[START OF Records supplied]

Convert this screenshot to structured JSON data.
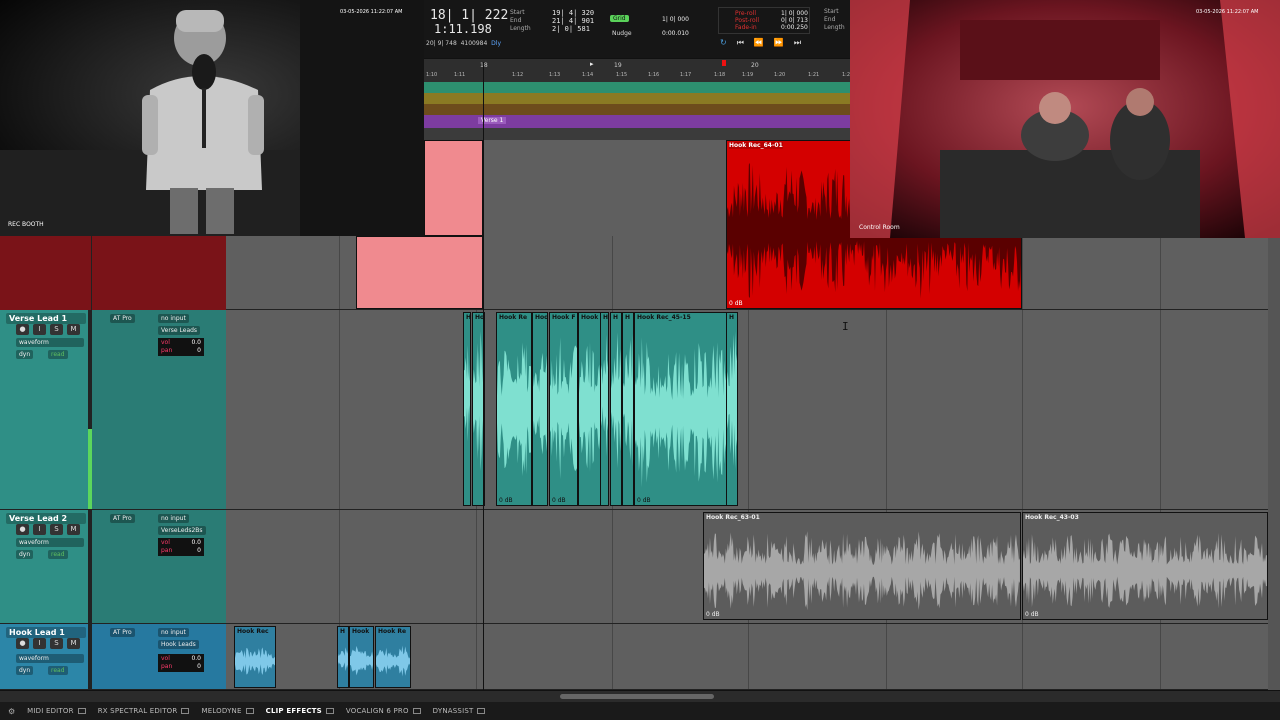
{
  "cams": {
    "booth_label": "REC BOOTH",
    "booth_timestamp": "03-05-2026 11:22:07 AM",
    "control_label": "Control Room",
    "control_timestamp": "03-05-2026 11:22:07 AM"
  },
  "transport": {
    "main_counter": "18| 1| 222",
    "sub_counter": "1:11.198",
    "start_label": "Start",
    "end_label": "End",
    "length_label": "Length",
    "start_val": "19| 4| 320",
    "end_val": "21| 4| 901",
    "length_val": "2| 0| 581",
    "grid_label": "Grid",
    "grid_val": "1| 0| 000",
    "nudge_label": "Nudge",
    "nudge_val": "0:00.010",
    "preroll_label": "Pre-roll",
    "postroll_label": "Post-roll",
    "fadein_label": "Fade-in",
    "preroll_val": "1| 0| 000",
    "postroll_val": "0| 0| 713",
    "fadein_val": "0:00.250",
    "right_start": "Start",
    "right_end": "End",
    "right_length": "Length",
    "info_line": "20| 9| 748",
    "info_samples": "4100984",
    "info_dly": "Dly"
  },
  "ruler": {
    "bars": [
      "18",
      "19",
      "20"
    ],
    "times": [
      "1:10",
      "1:11",
      "1:12",
      "1:13",
      "1:14",
      "1:15",
      "1:16",
      "1:17",
      "1:18",
      "1:19",
      "1:20",
      "1:21",
      "1:2"
    ],
    "marker_label": "Verse 1"
  },
  "tracks": [
    {
      "name": "Verse Lead 1",
      "plugin": "AT Pro",
      "input": "no input",
      "output": "Verse Leads",
      "view": "waveform",
      "dyn": "dyn",
      "read": "read",
      "vol_label": "vol",
      "vol": "0.0",
      "pan_label": "pan",
      "pan": "0",
      "clips": [
        {
          "title": "H",
          "gain": ""
        },
        {
          "title": "Hoo",
          "gain": ""
        },
        {
          "title": "Hook Re",
          "gain": "0 dB"
        },
        {
          "title": "Hoo",
          "gain": ""
        },
        {
          "title": "Hook F",
          "gain": "0 dB"
        },
        {
          "title": "Hook",
          "gain": ""
        },
        {
          "title": "H",
          "gain": ""
        },
        {
          "title": "H",
          "gain": ""
        },
        {
          "title": "H",
          "gain": ""
        },
        {
          "title": "Hook Rec_45-15",
          "gain": "0 dB"
        },
        {
          "title": "H",
          "gain": ""
        }
      ]
    },
    {
      "name": "Verse Lead 2",
      "plugin": "AT Pro",
      "input": "no input",
      "output": "VerseLeds2Bs",
      "view": "waveform",
      "dyn": "dyn",
      "read": "read",
      "vol_label": "vol",
      "vol": "0.0",
      "pan_label": "pan",
      "pan": "0",
      "clips": [
        {
          "title": "Hook Rec_63-01",
          "gain": "0 dB"
        },
        {
          "title": "Hook Rec_43-03",
          "gain": "0 dB"
        }
      ]
    },
    {
      "name": "Hook Lead 1",
      "plugin": "AT Pro",
      "input": "no input",
      "output": "Hook Leads",
      "view": "waveform",
      "dyn": "dyn",
      "read": "read",
      "vol_label": "vol",
      "vol": "0.0",
      "pan_label": "pan",
      "pan": "0",
      "record_label": "record",
      "clips": [
        {
          "title": "Hook Rec",
          "gain": ""
        },
        {
          "title": "H",
          "gain": ""
        },
        {
          "title": "Hook",
          "gain": ""
        },
        {
          "title": "Hook Re",
          "gain": ""
        }
      ]
    }
  ],
  "top_clip": {
    "title": "Hook Rec_64-01",
    "gain": "0 dB"
  },
  "bottom_tabs": [
    {
      "label": "MIDI EDITOR",
      "active": false
    },
    {
      "label": "RX SPECTRAL EDITOR",
      "active": false
    },
    {
      "label": "MELODYNE",
      "active": false
    },
    {
      "label": "CLIP EFFECTS",
      "active": true
    },
    {
      "label": "VOCALIGN 6 PRO",
      "active": false
    },
    {
      "label": "DYNASSIST",
      "active": false
    }
  ],
  "colors": {
    "teal": "#2f8f86",
    "red": "#d40000",
    "pink": "#f08a8f",
    "purple": "#9a45b8",
    "gray_clip": "#5c5c5c"
  }
}
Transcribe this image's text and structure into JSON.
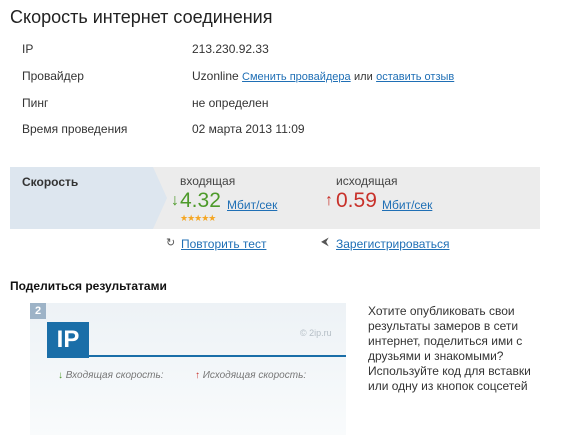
{
  "page": {
    "title": "Скорость интернет соединения"
  },
  "info": {
    "ip": {
      "label": "IP",
      "value": "213.230.92.33"
    },
    "provider": {
      "label": "Провайдер",
      "value": "Uzonline",
      "change_link": "Сменить провайдера",
      "or_text": "или",
      "review_link": "оставить отзыв"
    },
    "ping": {
      "label": "Пинг",
      "value": "не определен"
    },
    "time": {
      "label": "Время проведения",
      "value": "02 марта 2013 11:09"
    }
  },
  "speed": {
    "label": "Скорость",
    "incoming": {
      "title": "входящая",
      "arrow": "↓",
      "value": "4.32",
      "unit": "Мбит/сек",
      "stars": "★★★★★",
      "rating": 5
    },
    "outgoing": {
      "title": "исходящая",
      "arrow": "↑",
      "value": "0.59",
      "unit": "Мбит/сек"
    }
  },
  "actions": {
    "repeat": {
      "icon": "refresh-icon",
      "label": "Повторить тест"
    },
    "register": {
      "icon": "plug-icon",
      "label": "Зарегистрироваться"
    }
  },
  "share": {
    "title": "Поделиться результатами",
    "widget": {
      "badge": "2",
      "logo": "IP",
      "site": "© 2ip.ru",
      "incoming_arrow": "↓",
      "incoming_label": "Входящая скорость:",
      "outgoing_arrow": "↑",
      "outgoing_label": "Исходящая скорость:"
    },
    "text": "Хотите опубликовать свои результаты замеров в сети интернет, поделиться ими с друзьями и знакомыми? Используйте код для вставки или одну из кнопок соцсетей"
  },
  "colors": {
    "accent_link": "#1f6fb5",
    "download": "#4d9a2a",
    "upload": "#c8312a",
    "logo": "#1a6ea8"
  }
}
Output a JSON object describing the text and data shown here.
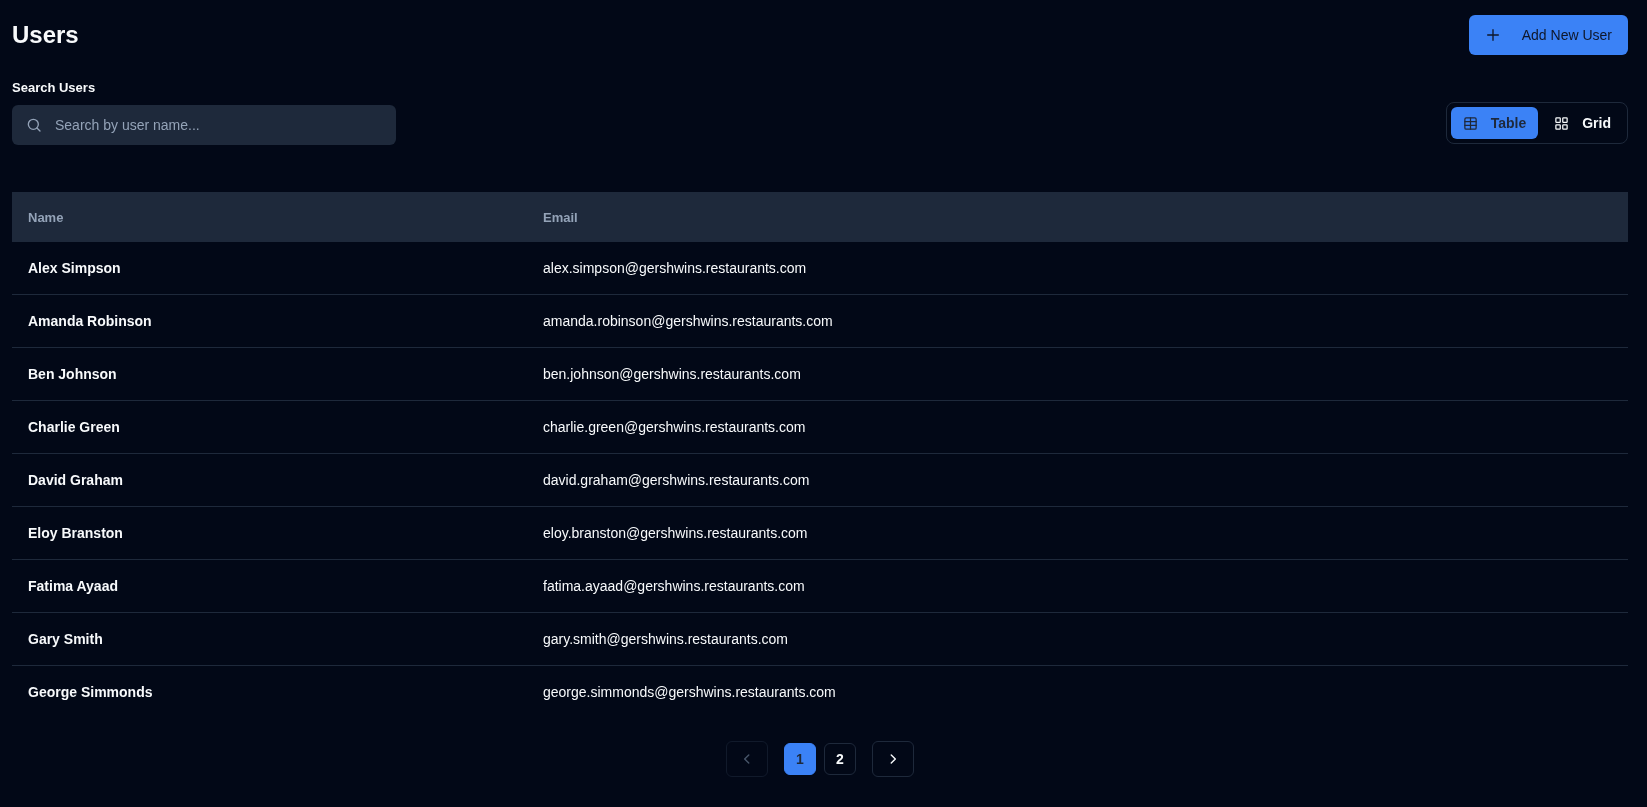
{
  "page": {
    "title": "Users"
  },
  "add_button": {
    "label": "Add New User"
  },
  "search": {
    "label": "Search Users",
    "placeholder": "Search by user name..."
  },
  "view_toggle": [
    {
      "label": "Table",
      "kind": "table",
      "selected": true
    },
    {
      "label": "Grid",
      "kind": "grid",
      "selected": false
    }
  ],
  "table": {
    "columns": [
      "Name",
      "Email"
    ],
    "rows": [
      {
        "name": "Alex Simpson",
        "email": "alex.simpson@gershwins.restaurants.com"
      },
      {
        "name": "Amanda Robinson",
        "email": "amanda.robinson@gershwins.restaurants.com"
      },
      {
        "name": "Ben Johnson",
        "email": "ben.johnson@gershwins.restaurants.com"
      },
      {
        "name": "Charlie Green",
        "email": "charlie.green@gershwins.restaurants.com"
      },
      {
        "name": "David Graham",
        "email": "david.graham@gershwins.restaurants.com"
      },
      {
        "name": "Eloy Branston",
        "email": "eloy.branston@gershwins.restaurants.com"
      },
      {
        "name": "Fatima Ayaad",
        "email": "fatima.ayaad@gershwins.restaurants.com"
      },
      {
        "name": "Gary Smith",
        "email": "gary.smith@gershwins.restaurants.com"
      },
      {
        "name": "George Simmonds",
        "email": "george.simmonds@gershwins.restaurants.com"
      }
    ]
  },
  "pagination": {
    "previous": {
      "disabled": true
    },
    "pages": [
      {
        "label": "1",
        "selected": true
      },
      {
        "label": "2",
        "selected": false
      }
    ],
    "next": {
      "disabled": false
    }
  }
}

[END OF Records supplied]

Copy every line above word for word and exclude the pictures.

[Answer to this exercise]
Convert this screenshot to structured JSON data.
{
  "cams": {
    "booth_label": "REC BOOTH",
    "booth_timestamp": "03-05-2026 11:22:07 AM",
    "control_label": "Control Room",
    "control_timestamp": "03-05-2026 11:22:07 AM"
  },
  "transport": {
    "main_counter": "18| 1| 222",
    "sub_counter": "1:11.198",
    "start_label": "Start",
    "end_label": "End",
    "length_label": "Length",
    "start_val": "19| 4| 320",
    "end_val": "21| 4| 901",
    "length_val": "2| 0| 581",
    "grid_label": "Grid",
    "grid_val": "1| 0| 000",
    "nudge_label": "Nudge",
    "nudge_val": "0:00.010",
    "preroll_label": "Pre-roll",
    "postroll_label": "Post-roll",
    "fadein_label": "Fade-in",
    "preroll_val": "1| 0| 000",
    "postroll_val": "0| 0| 713",
    "fadein_val": "0:00.250",
    "right_start": "Start",
    "right_end": "End",
    "right_length": "Length",
    "info_line": "20| 9| 748",
    "info_samples": "4100984",
    "info_dly": "Dly"
  },
  "ruler": {
    "bars": [
      "18",
      "19",
      "20"
    ],
    "times": [
      "1:10",
      "1:11",
      "1:12",
      "1:13",
      "1:14",
      "1:15",
      "1:16",
      "1:17",
      "1:18",
      "1:19",
      "1:20",
      "1:21",
      "1:2"
    ],
    "marker_label": "Verse 1"
  },
  "tracks": [
    {
      "name": "Verse Lead 1",
      "plugin": "AT Pro",
      "input": "no input",
      "output": "Verse Leads",
      "view": "waveform",
      "dyn": "dyn",
      "read": "read",
      "vol_label": "vol",
      "vol": "0.0",
      "pan_label": "pan",
      "pan": "0",
      "clips": [
        {
          "title": "H",
          "gain": ""
        },
        {
          "title": "Hoo",
          "gain": ""
        },
        {
          "title": "Hook Re",
          "gain": "0 dB"
        },
        {
          "title": "Hoo",
          "gain": ""
        },
        {
          "title": "Hook F",
          "gain": "0 dB"
        },
        {
          "title": "Hook",
          "gain": ""
        },
        {
          "title": "H",
          "gain": ""
        },
        {
          "title": "H",
          "gain": ""
        },
        {
          "title": "H",
          "gain": ""
        },
        {
          "title": "Hook Rec_45-15",
          "gain": "0 dB"
        },
        {
          "title": "H",
          "gain": ""
        }
      ]
    },
    {
      "name": "Verse Lead 2",
      "plugin": "AT Pro",
      "input": "no input",
      "output": "VerseLeds2Bs",
      "view": "waveform",
      "dyn": "dyn",
      "read": "read",
      "vol_label": "vol",
      "vol": "0.0",
      "pan_label": "pan",
      "pan": "0",
      "clips": [
        {
          "title": "Hook Rec_63-01",
          "gain": "0 dB"
        },
        {
          "title": "Hook Rec_43-03",
          "gain": "0 dB"
        }
      ]
    },
    {
      "name": "Hook Lead 1",
      "plugin": "AT Pro",
      "input": "no input",
      "output": "Hook Leads",
      "view": "waveform",
      "dyn": "dyn",
      "read": "read",
      "vol_label": "vol",
      "vol": "0.0",
      "pan_label": "pan",
      "pan": "0",
      "record_label": "record",
      "clips": [
        {
          "title": "Hook Rec",
          "gain": ""
        },
        {
          "title": "H",
          "gain": ""
        },
        {
          "title": "Hook",
          "gain": ""
        },
        {
          "title": "Hook Re",
          "gain": ""
        }
      ]
    }
  ],
  "top_clip": {
    "title": "Hook Rec_64-01",
    "gain": "0 dB"
  },
  "bottom_tabs": [
    {
      "label": "MIDI EDITOR",
      "active": false
    },
    {
      "label": "RX SPECTRAL EDITOR",
      "active": false
    },
    {
      "label": "MELODYNE",
      "active": false
    },
    {
      "label": "CLIP EFFECTS",
      "active": true
    },
    {
      "label": "VOCALIGN 6 PRO",
      "active": false
    },
    {
      "label": "DYNASSIST",
      "active": false
    }
  ],
  "colors": {
    "teal": "#2f8f86",
    "red": "#d40000",
    "pink": "#f08a8f",
    "purple": "#9a45b8",
    "gray_clip": "#5c5c5c"
  }
}
Transcribe this image's text and structure into JSON.
{
  "page": {
    "title": "Скорость интернет соединения"
  },
  "info": {
    "ip": {
      "label": "IP",
      "value": "213.230.92.33"
    },
    "provider": {
      "label": "Провайдер",
      "value": "Uzonline",
      "change_link": "Сменить провайдера",
      "or_text": "или",
      "review_link": "оставить отзыв"
    },
    "ping": {
      "label": "Пинг",
      "value": "не определен"
    },
    "time": {
      "label": "Время проведения",
      "value": "02 марта 2013 11:09"
    }
  },
  "speed": {
    "label": "Скорость",
    "incoming": {
      "title": "входящая",
      "arrow": "↓",
      "value": "4.32",
      "unit": "Мбит/сек",
      "stars": "★★★★★",
      "rating": 5
    },
    "outgoing": {
      "title": "исходящая",
      "arrow": "↑",
      "value": "0.59",
      "unit": "Мбит/сек"
    }
  },
  "actions": {
    "repeat": {
      "icon": "refresh-icon",
      "label": "Повторить тест"
    },
    "register": {
      "icon": "plug-icon",
      "label": "Зарегистрироваться"
    }
  },
  "share": {
    "title": "Поделиться результатами",
    "widget": {
      "badge": "2",
      "logo": "IP",
      "site": "© 2ip.ru",
      "incoming_arrow": "↓",
      "incoming_label": "Входящая скорость:",
      "outgoing_arrow": "↑",
      "outgoing_label": "Исходящая скорость:"
    },
    "text": "Хотите опубликовать свои результаты замеров в сети интернет, поделиться ими с друзьями и знакомыми? Используйте код для вставки или одну из кнопок соцсетей"
  },
  "colors": {
    "accent_link": "#1f6fb5",
    "download": "#4d9a2a",
    "upload": "#c8312a",
    "logo": "#1a6ea8"
  }
}
Output a JSON object describing the text and data shown here.
{
  "page": {
    "title": "Users"
  },
  "add_button": {
    "label": "Add New User"
  },
  "search": {
    "label": "Search Users",
    "placeholder": "Search by user name..."
  },
  "view_toggle": [
    {
      "label": "Table",
      "kind": "table",
      "selected": true
    },
    {
      "label": "Grid",
      "kind": "grid",
      "selected": false
    }
  ],
  "table": {
    "columns": [
      "Name",
      "Email"
    ],
    "rows": [
      {
        "name": "Alex Simpson",
        "email": "alex.simpson@gershwins.restaurants.com"
      },
      {
        "name": "Amanda Robinson",
        "email": "amanda.robinson@gershwins.restaurants.com"
      },
      {
        "name": "Ben Johnson",
        "email": "ben.johnson@gershwins.restaurants.com"
      },
      {
        "name": "Charlie Green",
        "email": "charlie.green@gershwins.restaurants.com"
      },
      {
        "name": "David Graham",
        "email": "david.graham@gershwins.restaurants.com"
      },
      {
        "name": "Eloy Branston",
        "email": "eloy.branston@gershwins.restaurants.com"
      },
      {
        "name": "Fatima Ayaad",
        "email": "fatima.ayaad@gershwins.restaurants.com"
      },
      {
        "name": "Gary Smith",
        "email": "gary.smith@gershwins.restaurants.com"
      },
      {
        "name": "George Simmonds",
        "email": "george.simmonds@gershwins.restaurants.com"
      }
    ]
  },
  "pagination": {
    "previous": {
      "disabled": true
    },
    "pages": [
      {
        "label": "1",
        "selected": true
      },
      {
        "label": "2",
        "selected": false
      }
    ],
    "next": {
      "disabled": false
    }
  }
}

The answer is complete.